** DOCUMENT **
Remind staff the importance of good customer service because customer service is PR.  Patrons are much more likely to go out and share their negative experiences with 7 to 10 people.  This type of negative PR is very hard to counteract and your best defense is a good offense; make sure patrons walk out of your library with nothing but good experiences to share.  Today it is easier then ever to share one’s experiences.  Many teens have Facebook or Twitter accounts and all it takes is for a teen to get online and share with their 200+ friends that “Generic Public Library HATES teens”.  But we can also use this to our advantage by giving them reasons to share their positive library experiences with 200+ friends.

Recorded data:
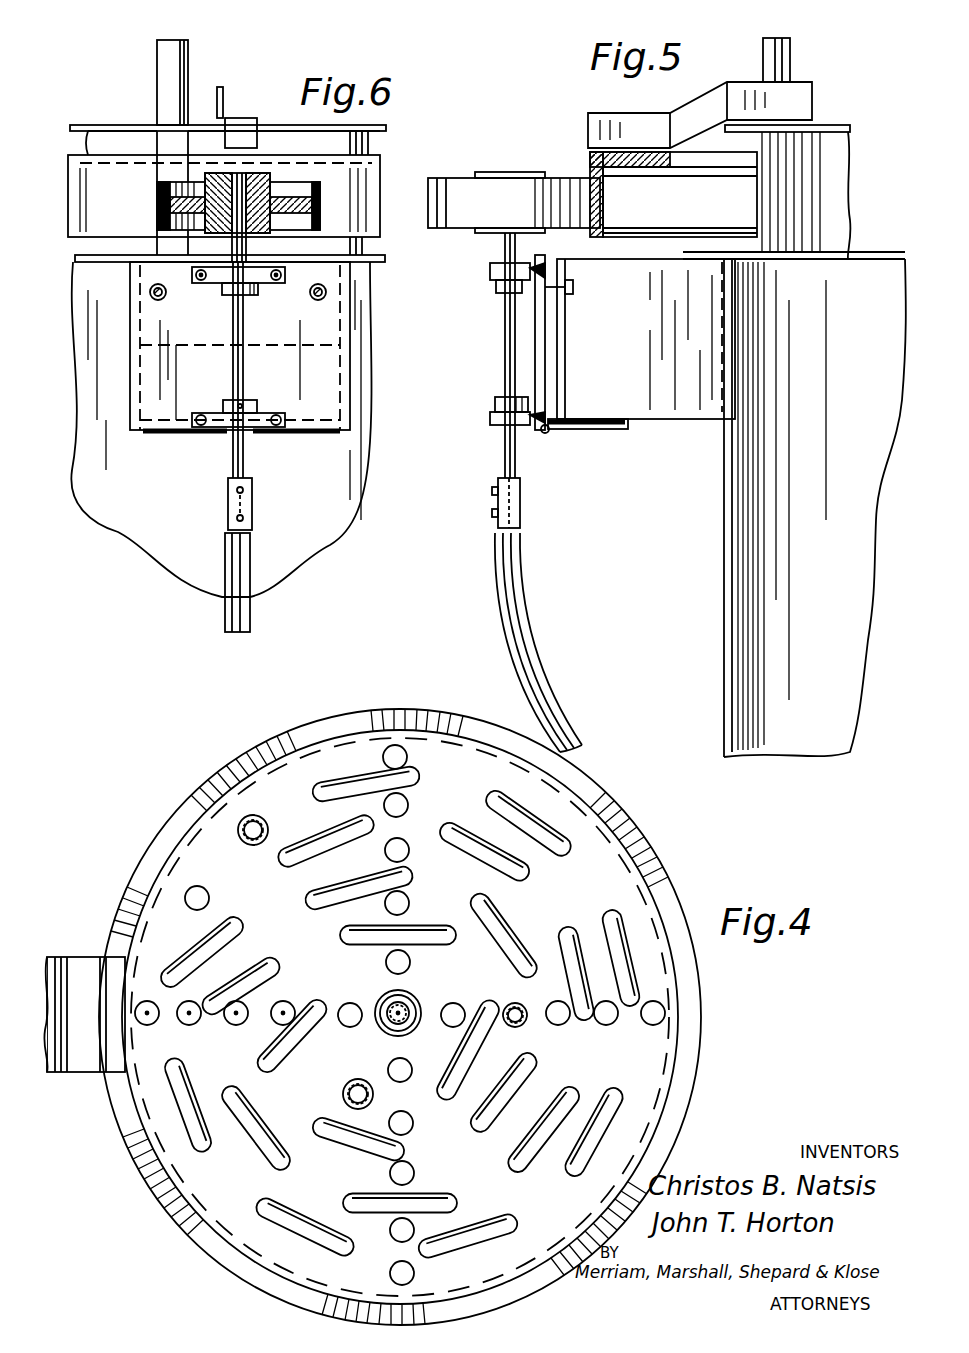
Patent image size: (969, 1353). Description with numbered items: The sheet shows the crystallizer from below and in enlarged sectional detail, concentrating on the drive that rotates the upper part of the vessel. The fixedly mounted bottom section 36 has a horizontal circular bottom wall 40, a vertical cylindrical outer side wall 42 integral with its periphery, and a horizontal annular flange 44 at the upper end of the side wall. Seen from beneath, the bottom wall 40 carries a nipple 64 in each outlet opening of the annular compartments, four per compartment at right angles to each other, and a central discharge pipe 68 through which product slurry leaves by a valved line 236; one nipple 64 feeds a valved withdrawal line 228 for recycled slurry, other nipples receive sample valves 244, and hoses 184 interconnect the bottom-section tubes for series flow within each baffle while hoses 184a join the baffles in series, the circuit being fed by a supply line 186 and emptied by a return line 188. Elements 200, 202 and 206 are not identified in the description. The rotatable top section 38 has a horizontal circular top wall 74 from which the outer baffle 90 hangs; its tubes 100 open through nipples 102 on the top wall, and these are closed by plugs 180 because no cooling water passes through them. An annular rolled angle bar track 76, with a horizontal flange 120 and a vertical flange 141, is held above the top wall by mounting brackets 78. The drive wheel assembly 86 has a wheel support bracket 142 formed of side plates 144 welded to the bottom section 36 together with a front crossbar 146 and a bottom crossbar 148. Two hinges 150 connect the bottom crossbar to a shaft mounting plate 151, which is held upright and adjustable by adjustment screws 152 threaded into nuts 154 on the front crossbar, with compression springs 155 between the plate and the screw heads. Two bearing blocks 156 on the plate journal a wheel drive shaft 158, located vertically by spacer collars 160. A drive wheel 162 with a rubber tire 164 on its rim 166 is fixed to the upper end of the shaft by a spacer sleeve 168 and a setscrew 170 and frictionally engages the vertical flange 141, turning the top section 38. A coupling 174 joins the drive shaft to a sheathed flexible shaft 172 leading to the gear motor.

In FIG. 6, the bottom section 36 is at (110, 527).
In FIG. 5, the bottom section 36 is at (722, 567).
In FIG. 4, the bottom section 36 is at (700, 995).
In FIG. 6, the top section 38 is at (84, 118).
In FIG. 5, the top section 38 is at (860, 155).
In FIG. 4, the bottom wall 40 is at (640, 870).
In FIG. 6, the outer side wall 42 is at (165, 538).
In FIG. 4, the outer side wall 42 is at (348, 710).
In FIG. 6, the annular flange 44 is at (383, 262).
In FIG. 5, the annular flange 44 is at (865, 252).
In FIG. 4, the annular flange 44 is at (625, 820).
In FIG. 4, the nipple 64 is at (408, 808).
In FIG. 4, the discharge pipe 68 is at (412, 998).
In FIG. 6, the top wall 74 is at (385, 125).
In FIG. 5, the top wall 74 is at (832, 125).
In FIG. 6, the track 76 is at (378, 175).
In FIG. 5, the track 76 is at (680, 194).
In FIG. 6, the mounting brackets 78 is at (252, 125).
In FIG. 5, the mounting brackets 78 is at (645, 113).
In FIG. 6, the drive wheel assembly 86 is at (120, 340).
In FIG. 5, the drive wheel assembly 86 is at (465, 405).
In FIG. 4, the drive wheel assembly 86 is at (82, 952).
In FIG. 6, the outer baffle 90 is at (370, 141).
In FIG. 5, the outer baffle 90 is at (835, 183).
In FIG. 6, the tubes 100 is at (157, 143).
In FIG. 6, the nipples 102 is at (157, 78).
In FIG. 5, the nipples 102 is at (792, 62).
In FIG. 5, the horizontal flange 120 is at (665, 170).
In FIG. 6, the vertical flange 141 is at (372, 235).
In FIG. 5, the vertical flange 141 is at (605, 210).
In FIG. 5, the wheel support bracket 142 is at (685, 420).
In FIG. 5, the side plates 144 is at (715, 382).
In FIG. 6, the front crossbar 146 is at (283, 352).
In FIG. 5, the front crossbar 146 is at (570, 318).
In FIG. 5, the bottom crossbar 148 is at (618, 432).
In FIG. 6, the hinges 150 is at (185, 435).
In FIG. 5, the hinges 150 is at (578, 430).
In FIG. 6, the shaft mounting plate 151 is at (325, 387).
In FIG. 5, the shaft mounting plate 151 is at (560, 370).
In FIG. 6, the adjustment screws 152 is at (150, 298).
In FIG. 5, the adjustment screws 152 is at (525, 318).
In FIG. 5, the nuts 154 is at (568, 280).
In FIG. 5, the compression springs 155 is at (547, 338).
In FIG. 6, the bearing blocks 156 is at (198, 283).
In FIG. 5, the bearing blocks 156 is at (490, 272).
In FIG. 6, the wheel drive shaft 158 is at (245, 307).
In FIG. 5, the wheel drive shaft 158 is at (505, 355).
In FIG. 6, the spacer collars 160 is at (232, 312).
In FIG. 5, the spacer collars 160 is at (497, 290).
In FIG. 6, the drive wheel 162 is at (157, 206).
In FIG. 5, the drive wheel 162 is at (458, 178).
In FIG. 6, the rubber tire 164 is at (320, 213).
In FIG. 6, the rim 166 is at (318, 195).
In FIG. 6, the spacer sleeve 168 is at (250, 238).
In FIG. 6, the setscrew 170 is at (205, 186).
In FIG. 6, the sheathed flexible shaft 172 is at (250, 571).
In FIG. 5, the sheathed flexible shaft 172 is at (560, 588).
In FIG. 6, the coupling 174 is at (253, 504).
In FIG. 5, the coupling 174 is at (522, 500).
In FIG. 6, the plugs 180 is at (186, 40).
In FIG. 4, the hoses 184 is at (262, 1203).
In FIG. 4, the hoses 184a is at (290, 985).
In FIG. 4, the supply line 186 is at (343, 1094).
In FIG. 4, the return line 188 is at (268, 822).
In FIG. 4, the hole 200 is at (408, 898).
In FIG. 4, the hole 202 is at (148, 1024).
In FIG. 4, the hole 206 is at (650, 1000).
In FIG. 4, the valved withdrawal line 228 is at (510, 1027).
In FIG. 4, the valved line 236 is at (390, 1022).
In FIG. 4, the sample valves 244 is at (392, 1262).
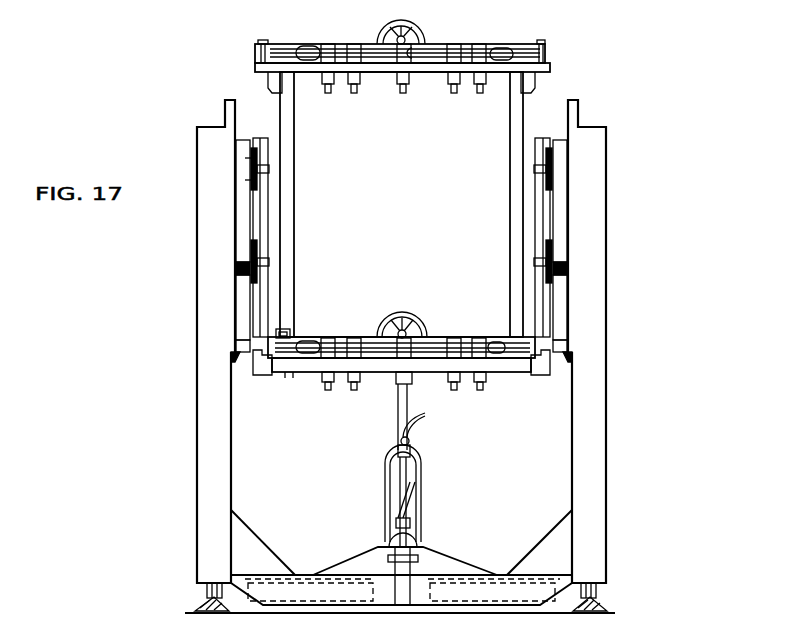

** TASKS TO CARRY OUT **
1: According to the passage on library customer service, with how many people are patrons likely to share their negative experiences?
2: State whether each statement agrees with the passage on library customer service, citing the deciding words of the text: (a) Many teens have Facebook or Twitter accounts. (b) Negative PR is easy to counteract. (c) A good offense is the best defense against negative PR.
3: Proceed with the passage on library customer service, beginning after its final sentence.
The records were taken from a separate source.

** RESPONSE LIST **
1: With 7 to 10 people.

2:
(a) Yes: "Many teens have Facebook or Twitter accounts."
(b) No: "This type of negative PR is very hard to counteract."
(c) Yes: "your best defense is a good offense"

3:
It should be consistent

A good starting point for customer service is to make sure your library has policies and procedures in place letting staff know how to handle a wide variety of patron interactions and ensure high quality, consistent services to all patrons.  The consistent implementation of policies and procedures helps both staff and patrons understand expectations and decreases the hostility that can arise from miscommunication.  Consistent policies and procedures also help ensure that the patron’s experience will be the same regardless of what staff member they are interacting with; when they come in on Friday and see staff member A they will get the same experience as when the see staff member B on Tuesday.  In addition, they will see the patrons around them being given the same high quality service and being asked to meet the same patron responsibilities.  The fastest way to create negative patron experiences is for the patron to see other patrons being given service that they are not.  Patrons – including teen patrons – like to have clearly defined expectations from behavior in the library to Internet use.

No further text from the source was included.